§ **Prompt**
Rewrite all the rows below, replacing "screenshot" with "image" and keeping everything else the same, and leave the pictures out.

※

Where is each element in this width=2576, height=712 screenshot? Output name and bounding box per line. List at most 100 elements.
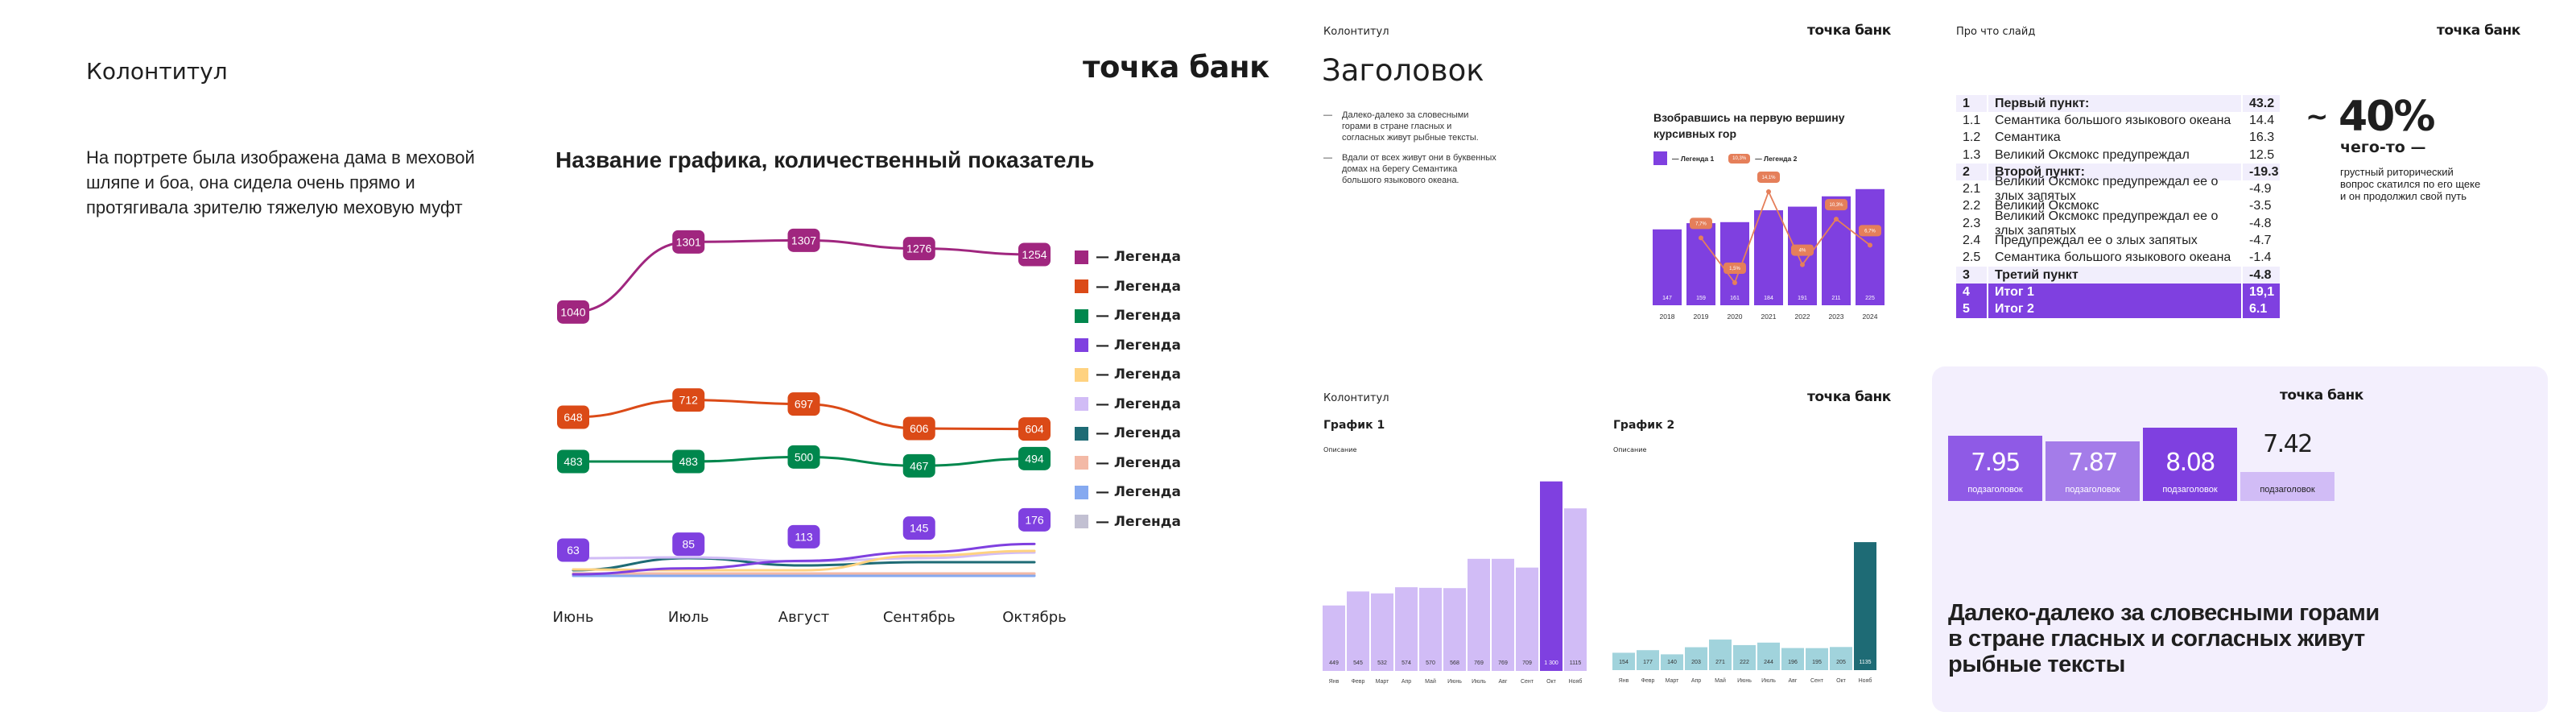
table-cell-num: 1.2	[1963, 130, 1981, 145]
legend-swatch	[1075, 485, 1088, 499]
kpi-card: 7.87 подзаголовок	[2046, 441, 2140, 501]
legend-label: — Легенда	[1096, 425, 1181, 441]
bar-value-label: 161	[1730, 296, 1740, 301]
data-label: 500	[795, 450, 814, 463]
chart2-description: Описание	[1613, 446, 1647, 453]
data-label: 467	[910, 459, 929, 472]
table-cell-num: 5	[1956, 300, 1987, 318]
bar-value-label: 1 300	[1544, 660, 1558, 666]
bar-value-label: 205	[1836, 660, 1846, 665]
data-label: 1307	[791, 234, 816, 246]
bar-value-label: 222	[1740, 660, 1749, 665]
bar	[1830, 647, 1852, 670]
legend-swatch	[1075, 456, 1088, 470]
data-label-bg	[672, 449, 705, 474]
line-value-label-bg	[1724, 263, 1746, 274]
series-line	[572, 542, 1036, 576]
chart-title: Взобравшись на первую вершину курсивных г…	[1653, 111, 1845, 140]
bar	[1564, 508, 1587, 671]
bar	[1757, 642, 1780, 670]
table-cell-label: Третий пункт	[1988, 266, 2241, 284]
line-value-label: 6,7%	[1864, 230, 1876, 234]
legend-label: — Легенда	[1096, 513, 1181, 530]
line-value-label-bg	[1825, 199, 1847, 211]
legend-item: — Легенда	[1075, 484, 1181, 500]
legend-label: — Легенда	[1096, 395, 1181, 412]
legend-swatch	[1075, 279, 1088, 293]
data-label-bg	[1018, 242, 1051, 267]
bar-value-label: 769	[1498, 660, 1508, 666]
kpi-card: 7.42 подзаголовок	[2240, 430, 2334, 501]
data-label-bg	[787, 524, 820, 548]
x-tick-label: 2018	[1660, 313, 1675, 321]
table-cell-value: -4.8	[2249, 216, 2272, 230]
chart2-title: График 2	[1613, 419, 1675, 432]
kpi-value: 7.87	[2068, 449, 2118, 477]
table-cell-num: 4	[1956, 284, 1987, 301]
bar	[1419, 587, 1442, 671]
paragraph-line: шляпе и боа, она сидела очень прямо и	[86, 172, 415, 192]
table-row: 2 Второй пункт: -19.3	[1956, 164, 2280, 181]
legend-item: — Легенда	[1075, 425, 1181, 441]
legend-label: — Легенда 1	[1672, 154, 1715, 163]
legend-badge: 10,3%	[1728, 153, 1751, 164]
x-tick-label: Сент	[1521, 679, 1534, 685]
stat-text: грустный риторический вопрос скатился по …	[2340, 166, 2481, 202]
x-tick-label: Сентябрь	[883, 609, 956, 626]
legend-label: — Легенда	[1096, 484, 1181, 500]
bar	[1781, 648, 1804, 670]
bar-value-label: 225	[1865, 296, 1875, 301]
bar	[1492, 558, 1514, 671]
table-cell-num: 2	[1956, 164, 1987, 181]
bar-value-label: 244	[1764, 660, 1773, 665]
line-value-label: 4%	[1799, 249, 1806, 254]
series-line	[572, 557, 1036, 572]
x-tick-label: Июнь	[1447, 679, 1462, 685]
legend-swatch	[1075, 250, 1088, 264]
bar	[1468, 558, 1490, 671]
data-label: 85	[682, 538, 695, 551]
table-cell-value: 16.3	[2249, 130, 2275, 145]
table-cell-num: 2.5	[1963, 250, 1981, 265]
bar-value-label: 574	[1402, 660, 1411, 666]
table-cell-label: Семантика большого языкового океана	[1995, 113, 2231, 127]
bar-value-label: 570	[1426, 660, 1435, 666]
data-label: 712	[679, 394, 699, 407]
legend-swatch	[1075, 338, 1088, 352]
x-tick-label: 2022	[1795, 313, 1810, 321]
kpi-label: подзаголовок	[2260, 485, 2315, 495]
x-tick-label: Нояб	[1569, 678, 1583, 685]
table-cell-num: 2.3	[1963, 216, 1981, 230]
bullet-item: — Вдали от всех живут они в буквенных дом…	[1323, 153, 1496, 185]
bar	[1806, 648, 1828, 670]
dash: —	[1323, 110, 1332, 120]
table-cell-label: Второй пункт:	[1988, 164, 2241, 181]
x-tick-label: Янв	[1329, 679, 1340, 685]
data-label-bg	[557, 449, 589, 474]
bar-value-label: 449	[1329, 660, 1339, 666]
bar-value-label: 709	[1522, 660, 1532, 666]
bar	[1612, 652, 1635, 670]
x-tick-label: Окт	[1546, 679, 1557, 685]
bar-value-label: 568	[1450, 660, 1459, 666]
bullet-item: — Далеко-далеко за словесными горами в ст…	[1323, 110, 1479, 143]
table-cell-value: -4.8	[2243, 266, 2280, 284]
data-label-bg	[557, 405, 589, 429]
table-cell-label: Предупреждал ее о злых запятых	[1995, 234, 2198, 248]
data-label: 113	[795, 530, 813, 543]
legend-item: — Легенда	[1075, 249, 1181, 265]
chart1-description: Описание	[1323, 446, 1357, 453]
legend-swatch	[1075, 397, 1088, 411]
table-cell-num: 3	[1956, 266, 1987, 284]
x-tick-label: Май	[1715, 677, 1726, 684]
bar-value-label: 203	[1691, 660, 1701, 665]
table-row: 1.1 Семантика большого языкового океана 14…	[1956, 112, 2280, 129]
table-cell-num: 1	[1956, 95, 1987, 113]
table-cell-label: Первый пункт:	[1988, 95, 2241, 113]
legend-item: — Легенда	[1075, 308, 1181, 324]
x-tick-label: Авг	[1789, 678, 1798, 684]
x-tick-label: Август	[778, 609, 829, 626]
bar-value-label: 532	[1377, 660, 1387, 666]
data-label-bg	[787, 445, 820, 469]
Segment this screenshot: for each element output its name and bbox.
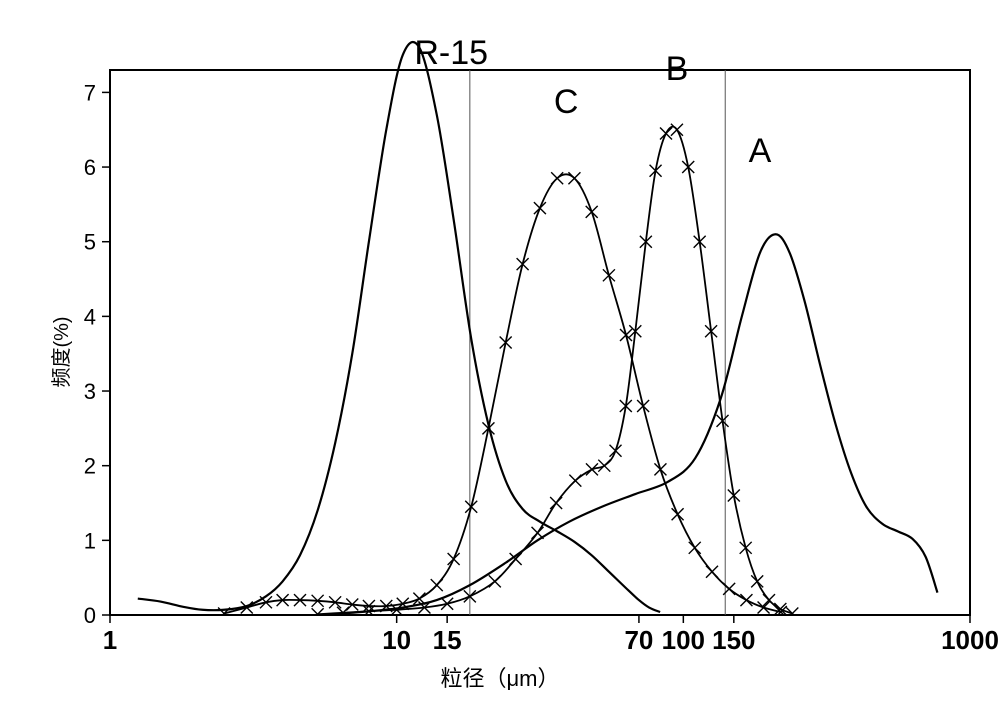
svg-text:150: 150 — [712, 625, 755, 655]
svg-text:15: 15 — [433, 625, 462, 655]
y-axis-label: 频度(%) — [45, 316, 74, 387]
svg-text:5: 5 — [84, 230, 96, 255]
series-R-15 — [138, 42, 660, 612]
svg-text:1: 1 — [84, 528, 96, 553]
series-label-C: C — [554, 83, 579, 121]
svg-text:1: 1 — [103, 625, 117, 655]
svg-text:70: 70 — [624, 625, 653, 655]
svg-text:3: 3 — [84, 379, 96, 404]
series-label-B: B — [666, 50, 689, 88]
series-B — [318, 127, 793, 615]
svg-text:100: 100 — [662, 625, 705, 655]
x-axis-label: 粒径（μm） — [440, 661, 559, 693]
svg-text:0: 0 — [84, 603, 96, 628]
svg-text:6: 6 — [84, 155, 96, 180]
series-A — [333, 234, 937, 614]
chart-svg: 0123456711015701001501000R-15CBA — [0, 0, 1000, 703]
svg-text:2: 2 — [84, 454, 96, 479]
particle-size-distribution-chart: 0123456711015701001501000R-15CBA 频度(%) 粒… — [0, 0, 1000, 703]
series-label-A: A — [749, 132, 772, 170]
svg-text:10: 10 — [382, 625, 411, 655]
svg-text:1000: 1000 — [941, 625, 999, 655]
svg-text:7: 7 — [84, 80, 96, 105]
svg-text:4: 4 — [84, 304, 96, 329]
series-label-R-15: R-15 — [414, 34, 488, 72]
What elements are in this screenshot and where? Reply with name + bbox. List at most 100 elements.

※

§ **Solution for this exercise**
Where is each element in this width=2576, height=712 image? Output name and bounding box per line. List at most 100 elements.
table-cell-num: 1.2	[1963, 130, 1981, 145]
legend-swatch	[1075, 485, 1088, 499]
kpi-card: 7.87 подзаголовок	[2046, 441, 2140, 501]
legend-label: — Легенда	[1096, 425, 1181, 441]
bar-value-label: 161	[1730, 296, 1740, 301]
data-label: 500	[795, 450, 814, 463]
chart2-description: Описание	[1613, 446, 1647, 453]
data-label: 467	[910, 459, 929, 472]
table-cell-num: 5	[1956, 300, 1987, 318]
bar-value-label: 1 300	[1544, 660, 1558, 666]
bar-value-label: 205	[1836, 660, 1846, 665]
data-label: 1307	[791, 234, 816, 246]
bar-value-label: 222	[1740, 660, 1749, 665]
bar	[1830, 647, 1852, 670]
legend-swatch	[1075, 456, 1088, 470]
data-label-bg	[672, 449, 705, 474]
line-value-label-bg	[1724, 263, 1746, 274]
series-line	[572, 542, 1036, 576]
chart-title: Взобравшись на первую вершину курсивных г…	[1653, 111, 1845, 140]
bar	[1564, 508, 1587, 671]
bar	[1757, 642, 1780, 670]
table-cell-label: Третий пункт	[1988, 266, 2241, 284]
line-value-label: 6,7%	[1864, 230, 1876, 234]
legend-label: — Легенда	[1096, 513, 1181, 530]
line-value-label-bg	[1825, 199, 1847, 211]
legend-item: — Легенда	[1075, 484, 1181, 500]
legend-label: — Легенда	[1096, 395, 1181, 412]
legend-swatch	[1075, 279, 1088, 293]
data-label-bg	[1018, 242, 1051, 267]
bar-value-label: 769	[1498, 660, 1508, 666]
kpi-card: 7.42 подзаголовок	[2240, 430, 2334, 501]
data-label-bg	[787, 524, 820, 548]
x-tick-label: 2018	[1660, 313, 1675, 321]
table-cell-value: -4.8	[2249, 216, 2272, 230]
chart2-title: График 2	[1613, 419, 1675, 432]
kpi-value: 7.87	[2068, 449, 2118, 477]
table-cell-num: 4	[1956, 284, 1987, 301]
bar	[1419, 587, 1442, 671]
paragraph-line: шляпе и боа, она сидела очень прямо и	[86, 172, 415, 192]
table-row: 2 Второй пункт: -19.3	[1956, 164, 2280, 181]
legend-item: — Легенда	[1075, 425, 1181, 441]
legend-label: — Легенда 1	[1672, 154, 1715, 163]
legend-badge: 10,3%	[1728, 153, 1751, 164]
x-tick-label: Сент	[1521, 679, 1534, 685]
stat-text: грустный риторический вопрос скатился по …	[2340, 166, 2481, 202]
x-tick-label: Сентябрь	[883, 609, 956, 626]
legend-label: — Легенда	[1096, 484, 1181, 500]
bar	[1781, 648, 1804, 670]
bar-value-label: 225	[1865, 296, 1875, 301]
bar	[1492, 558, 1514, 671]
table-cell-num: 2	[1956, 164, 1987, 181]
bar-value-label: 244	[1764, 660, 1773, 665]
line-value-label: 4%	[1799, 249, 1806, 254]
series-line	[572, 557, 1036, 572]
x-tick-label: Июнь	[1447, 679, 1462, 685]
legend-swatch	[1075, 250, 1088, 264]
bar	[1468, 558, 1490, 671]
data-label: 85	[682, 538, 695, 551]
table-cell-value: 16.3	[2249, 130, 2275, 145]
table-cell-num: 2.5	[1963, 250, 1981, 265]
bar-value-label: 574	[1402, 660, 1411, 666]
table-cell-label: Семантика большого языкового океана	[1995, 113, 2231, 127]
bar-value-label: 570	[1426, 660, 1435, 666]
data-label: 712	[679, 394, 699, 407]
legend-swatch	[1075, 338, 1088, 352]
x-tick-label: 2022	[1795, 313, 1810, 321]
kpi-label: подзаголовок	[2260, 485, 2315, 495]
x-tick-label: Нояб	[1569, 678, 1583, 685]
table-cell-num: 2.3	[1963, 216, 1981, 230]
bullet-item: — Вдали от всех живут они в буквенных дом…	[1323, 153, 1496, 185]
bar	[1806, 648, 1828, 670]
dash: —	[1323, 110, 1332, 120]
table-cell-label: Второй пункт:	[1988, 164, 2241, 181]
x-tick-label: Янв	[1329, 679, 1340, 685]
data-label-bg	[557, 449, 589, 474]
bar-value-label: 449	[1329, 660, 1339, 666]
bar-value-label: 709	[1522, 660, 1532, 666]
bar	[1612, 652, 1635, 670]
x-tick-label: Окт	[1546, 679, 1557, 685]
bar-value-label: 568	[1450, 660, 1459, 666]
bullet-item: — Далеко-далеко за словесными горами в ст…	[1323, 110, 1479, 143]
table-cell-value: -4.8	[2243, 266, 2280, 284]
data-label-bg	[557, 405, 589, 429]
table-cell-label: Предупреждал ее о злых запятых	[1995, 234, 2198, 248]
data-label: 113	[795, 530, 813, 543]
legend-item: — Легенда	[1075, 249, 1181, 265]
chart1-description: Описание	[1323, 446, 1357, 453]
legend-swatch	[1075, 397, 1088, 411]
table-cell-num: 3	[1956, 266, 1987, 284]
x-tick-label: Май	[1715, 677, 1726, 684]
bar-value-label: 203	[1691, 660, 1701, 665]
table-row: 1.1 Семантика большого языкового океана 14…	[1956, 112, 2280, 129]
table-cell-num: 1	[1956, 95, 1987, 113]
table-cell-label: Первый пункт:	[1988, 95, 2241, 113]
legend-item: — Легенда	[1075, 308, 1181, 324]
x-tick-label: Авг	[1789, 678, 1798, 684]
x-tick-label: Август	[778, 609, 829, 626]
bar-value-label: 532	[1377, 660, 1387, 666]
data-label-bg	[787, 445, 820, 469]
Segment this image: for each element output its name and bbox.
svg-text:150: 150 — [712, 625, 755, 655]
svg-text:15: 15 — [433, 625, 462, 655]
y-axis-label: 频度(%) — [45, 316, 74, 387]
svg-text:5: 5 — [84, 230, 96, 255]
series-R-15 — [138, 42, 660, 612]
svg-text:1: 1 — [84, 528, 96, 553]
series-label-C: C — [554, 83, 579, 121]
svg-text:1: 1 — [103, 625, 117, 655]
svg-text:70: 70 — [624, 625, 653, 655]
svg-text:3: 3 — [84, 379, 96, 404]
series-label-B: B — [666, 50, 689, 88]
series-B — [318, 127, 793, 615]
svg-text:100: 100 — [662, 625, 705, 655]
x-axis-label: 粒径（μm） — [440, 661, 559, 693]
svg-text:0: 0 — [84, 603, 96, 628]
svg-text:6: 6 — [84, 155, 96, 180]
series-A — [333, 234, 937, 614]
chart-svg: 0123456711015701001501000R-15CBA — [0, 0, 1000, 703]
svg-text:2: 2 — [84, 454, 96, 479]
particle-size-distribution-chart: 0123456711015701001501000R-15CBA 频度(%) 粒… — [0, 0, 1000, 703]
series-label-A: A — [749, 132, 772, 170]
svg-text:10: 10 — [382, 625, 411, 655]
svg-text:1000: 1000 — [941, 625, 999, 655]
svg-text:7: 7 — [84, 80, 96, 105]
svg-text:4: 4 — [84, 304, 96, 329]
series-label-R-15: R-15 — [414, 34, 488, 72]
What elements are in this image and where? Reply with name + bbox. List at most 100 elements.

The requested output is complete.